** AIM **
For this exercise, repeat all of the material verbatim apart from its images.

** DATA IN THIS EXERCISE **
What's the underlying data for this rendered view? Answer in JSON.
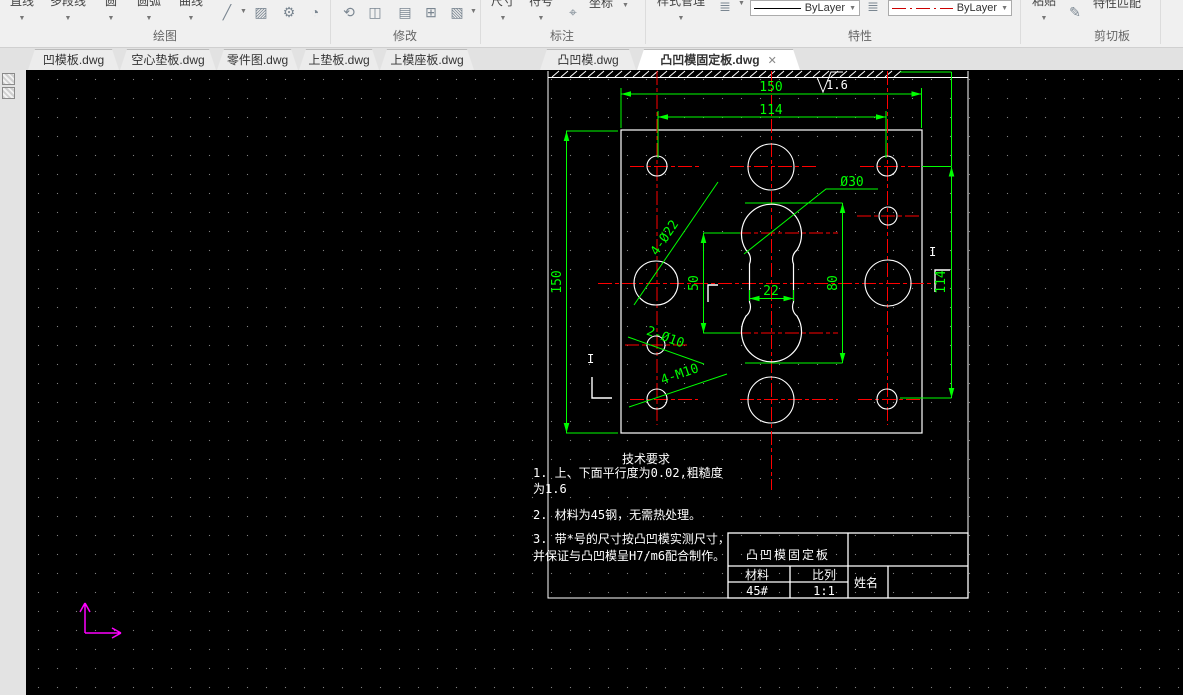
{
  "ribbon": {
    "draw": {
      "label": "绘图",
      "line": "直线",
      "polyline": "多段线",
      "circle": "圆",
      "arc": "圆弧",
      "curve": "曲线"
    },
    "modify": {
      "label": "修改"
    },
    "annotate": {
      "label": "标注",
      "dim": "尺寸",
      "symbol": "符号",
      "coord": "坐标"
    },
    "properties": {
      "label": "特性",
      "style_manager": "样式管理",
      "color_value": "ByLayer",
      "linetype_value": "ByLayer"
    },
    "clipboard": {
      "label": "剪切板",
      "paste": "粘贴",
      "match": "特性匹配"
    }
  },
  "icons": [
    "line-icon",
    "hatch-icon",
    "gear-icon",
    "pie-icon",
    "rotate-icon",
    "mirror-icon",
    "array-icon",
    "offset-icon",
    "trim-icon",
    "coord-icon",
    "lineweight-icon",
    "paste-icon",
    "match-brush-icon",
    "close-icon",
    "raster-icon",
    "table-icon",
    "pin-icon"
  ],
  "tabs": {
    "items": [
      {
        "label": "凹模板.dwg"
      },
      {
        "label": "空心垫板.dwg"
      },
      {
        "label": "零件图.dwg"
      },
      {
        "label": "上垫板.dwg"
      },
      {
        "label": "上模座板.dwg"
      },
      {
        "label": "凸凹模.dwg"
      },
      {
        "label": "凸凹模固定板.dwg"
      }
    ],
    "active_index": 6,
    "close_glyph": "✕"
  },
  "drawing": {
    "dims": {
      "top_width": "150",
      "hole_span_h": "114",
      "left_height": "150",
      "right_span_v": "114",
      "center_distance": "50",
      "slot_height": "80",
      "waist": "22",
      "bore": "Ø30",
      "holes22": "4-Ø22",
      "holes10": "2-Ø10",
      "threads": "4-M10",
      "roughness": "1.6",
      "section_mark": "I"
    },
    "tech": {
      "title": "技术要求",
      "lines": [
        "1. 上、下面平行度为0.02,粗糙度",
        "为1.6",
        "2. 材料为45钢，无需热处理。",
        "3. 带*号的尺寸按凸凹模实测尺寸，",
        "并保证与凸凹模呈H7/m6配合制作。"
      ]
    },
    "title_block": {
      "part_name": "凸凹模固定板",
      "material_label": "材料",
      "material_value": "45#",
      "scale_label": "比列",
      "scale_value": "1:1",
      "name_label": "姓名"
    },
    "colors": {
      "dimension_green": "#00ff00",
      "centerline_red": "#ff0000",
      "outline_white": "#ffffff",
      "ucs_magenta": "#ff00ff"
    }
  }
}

** COMPLETE ANSWER **
What's the underlying data for this rendered view? Answer in JSON.
{
  "ribbon": {
    "draw": {
      "label": "绘图",
      "line": "直线",
      "polyline": "多段线",
      "circle": "圆",
      "arc": "圆弧",
      "curve": "曲线"
    },
    "modify": {
      "label": "修改"
    },
    "annotate": {
      "label": "标注",
      "dim": "尺寸",
      "symbol": "符号",
      "coord": "坐标"
    },
    "properties": {
      "label": "特性",
      "style_manager": "样式管理",
      "color_value": "ByLayer",
      "linetype_value": "ByLayer"
    },
    "clipboard": {
      "label": "剪切板",
      "paste": "粘贴",
      "match": "特性匹配"
    }
  },
  "icons": [
    "line-icon",
    "hatch-icon",
    "gear-icon",
    "pie-icon",
    "rotate-icon",
    "mirror-icon",
    "array-icon",
    "offset-icon",
    "trim-icon",
    "coord-icon",
    "lineweight-icon",
    "paste-icon",
    "match-brush-icon",
    "close-icon",
    "raster-icon",
    "table-icon",
    "pin-icon"
  ],
  "tabs": {
    "items": [
      {
        "label": "凹模板.dwg"
      },
      {
        "label": "空心垫板.dwg"
      },
      {
        "label": "零件图.dwg"
      },
      {
        "label": "上垫板.dwg"
      },
      {
        "label": "上模座板.dwg"
      },
      {
        "label": "凸凹模.dwg"
      },
      {
        "label": "凸凹模固定板.dwg"
      }
    ],
    "active_index": 6,
    "close_glyph": "✕"
  },
  "drawing": {
    "dims": {
      "top_width": "150",
      "hole_span_h": "114",
      "left_height": "150",
      "right_span_v": "114",
      "center_distance": "50",
      "slot_height": "80",
      "waist": "22",
      "bore": "Ø30",
      "holes22": "4-Ø22",
      "holes10": "2-Ø10",
      "threads": "4-M10",
      "roughness": "1.6",
      "section_mark": "I"
    },
    "tech": {
      "title": "技术要求",
      "lines": [
        "1. 上、下面平行度为0.02,粗糙度",
        "为1.6",
        "2. 材料为45钢，无需热处理。",
        "3. 带*号的尺寸按凸凹模实测尺寸，",
        "并保证与凸凹模呈H7/m6配合制作。"
      ]
    },
    "title_block": {
      "part_name": "凸凹模固定板",
      "material_label": "材料",
      "material_value": "45#",
      "scale_label": "比列",
      "scale_value": "1:1",
      "name_label": "姓名"
    },
    "colors": {
      "dimension_green": "#00ff00",
      "centerline_red": "#ff0000",
      "outline_white": "#ffffff",
      "ucs_magenta": "#ff00ff"
    }
  }
}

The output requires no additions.